- _EJERCICIO 1_: Transcribe sin cambios las líneas del listado desde su inicio hasta la línea que contiene "outlier-point [263,239,269,245]", ambas incluidas.

- _DOCUMENTO_:

Por otro lado, es justo decir que Russell, a pesar de haber escrito la rotunda declaración cientificista citada antes, indicó en otra parte que no suscribía el cientificismo puro y duro. Sin embargo, pensaba que todo conocimiento definitivo pertenece a la ciencia, lo que ciertamente suena a cientificismo incipiente, aunque también mantenía que la mayoría de las preguntas interesantes sobrepasan la competencia de la ciencia: «¿Se divide el mundo en mente y materia? Y, si es así, ¿qué es la mente y qué es la materia? ¿Está la mente sujeta a la materia, o es independiente de ella? ¿Tiene el universo unidad o finalidad alguna? ¿Hacia dónde va? ¿Existen realmente leyes de la naturaleza, o creemos en ellas solo por nuestra inclinación natural al orden? ¿Es el hombre tal como lo percibe el astrónomo, un fragmento de carbono impuro y agua arrastrándose impotentemente en un pequeño e insignificante planeta? ¿O más bien lo que piensa Hamlet? ¿Hay un modo noble de vivir y otro más básico, o acaso son todas las formas de vida meramente inútiles? ...A tales preguntas no se les encuentra respuesta en el laboratorio»[23].

Registros de cajas de elementos:
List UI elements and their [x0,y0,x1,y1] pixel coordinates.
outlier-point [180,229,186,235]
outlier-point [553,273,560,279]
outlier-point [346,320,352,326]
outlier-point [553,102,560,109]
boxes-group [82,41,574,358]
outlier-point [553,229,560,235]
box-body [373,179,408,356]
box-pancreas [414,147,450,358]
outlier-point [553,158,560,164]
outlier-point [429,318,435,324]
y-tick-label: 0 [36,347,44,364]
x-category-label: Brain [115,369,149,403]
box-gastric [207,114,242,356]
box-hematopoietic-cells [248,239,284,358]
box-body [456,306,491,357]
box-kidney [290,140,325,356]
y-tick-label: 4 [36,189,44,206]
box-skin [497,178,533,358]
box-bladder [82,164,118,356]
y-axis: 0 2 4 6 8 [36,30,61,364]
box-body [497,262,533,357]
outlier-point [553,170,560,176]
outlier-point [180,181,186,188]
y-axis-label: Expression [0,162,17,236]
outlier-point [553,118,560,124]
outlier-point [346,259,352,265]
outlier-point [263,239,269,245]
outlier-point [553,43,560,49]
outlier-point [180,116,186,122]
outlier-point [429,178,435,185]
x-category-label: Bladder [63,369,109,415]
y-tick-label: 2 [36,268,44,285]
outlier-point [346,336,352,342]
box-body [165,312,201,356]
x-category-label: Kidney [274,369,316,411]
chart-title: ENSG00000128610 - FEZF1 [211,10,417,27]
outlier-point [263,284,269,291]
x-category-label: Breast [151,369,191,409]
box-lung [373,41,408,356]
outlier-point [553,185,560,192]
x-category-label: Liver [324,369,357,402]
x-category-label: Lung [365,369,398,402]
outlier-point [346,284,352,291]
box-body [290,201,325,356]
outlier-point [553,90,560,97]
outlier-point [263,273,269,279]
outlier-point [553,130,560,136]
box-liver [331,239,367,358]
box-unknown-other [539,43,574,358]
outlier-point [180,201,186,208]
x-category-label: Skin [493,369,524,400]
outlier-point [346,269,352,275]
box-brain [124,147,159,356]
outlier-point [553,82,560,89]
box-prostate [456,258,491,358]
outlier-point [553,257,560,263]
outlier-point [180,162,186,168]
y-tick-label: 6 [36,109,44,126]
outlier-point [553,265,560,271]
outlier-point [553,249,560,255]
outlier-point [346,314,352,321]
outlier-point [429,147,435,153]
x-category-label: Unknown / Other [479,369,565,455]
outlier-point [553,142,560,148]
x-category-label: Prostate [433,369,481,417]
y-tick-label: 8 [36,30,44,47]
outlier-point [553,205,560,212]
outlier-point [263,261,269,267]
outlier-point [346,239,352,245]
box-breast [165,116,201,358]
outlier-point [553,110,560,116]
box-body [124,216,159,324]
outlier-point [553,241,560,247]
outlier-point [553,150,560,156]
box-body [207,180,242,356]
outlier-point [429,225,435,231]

- _EJERCICIO 2_:
Responde las siguientes preguntas a partir del texto sobre Russell.
(a) ¿A qué pertenece todo conocimiento definitivo, según pensaba Russell?
(b) ¿Qué personaje se menciona como alternativa a la visión del hombre que tiene el astrónomo?
(c) ¿Dónde no se encuentra respuesta a tales preguntas, según la cita?

- _RESPUESTA DEL EJERCICIO 1_:
List UI elements and their [x0,y0,x1,y1] pixel coordinates.
outlier-point [180,229,186,235]
outlier-point [553,273,560,279]
outlier-point [346,320,352,326]
outlier-point [553,102,560,109]
boxes-group [82,41,574,358]
outlier-point [553,229,560,235]
box-body [373,179,408,356]
box-pancreas [414,147,450,358]
outlier-point [553,158,560,164]
outlier-point [429,318,435,324]
y-tick-label: 0 [36,347,44,364]
x-category-label: Brain [115,369,149,403]
box-gastric [207,114,242,356]
box-hematopoietic-cells [248,239,284,358]
box-body [456,306,491,357]
box-kidney [290,140,325,356]
y-tick-label: 4 [36,189,44,206]
box-skin [497,178,533,358]
box-bladder [82,164,118,356]
y-axis: 0 2 4 6 8 [36,30,61,364]
box-body [497,262,533,357]
outlier-point [553,170,560,176]
outlier-point [180,181,186,188]
y-axis-label: Expression [0,162,17,236]
outlier-point [553,118,560,124]
outlier-point [346,259,352,265]
outlier-point [263,239,269,245]

- _RESPUESTA DEL EJERCICIO 2_:
(a) A la ciencia.
(b) Hamlet.
(c) En el laboratorio.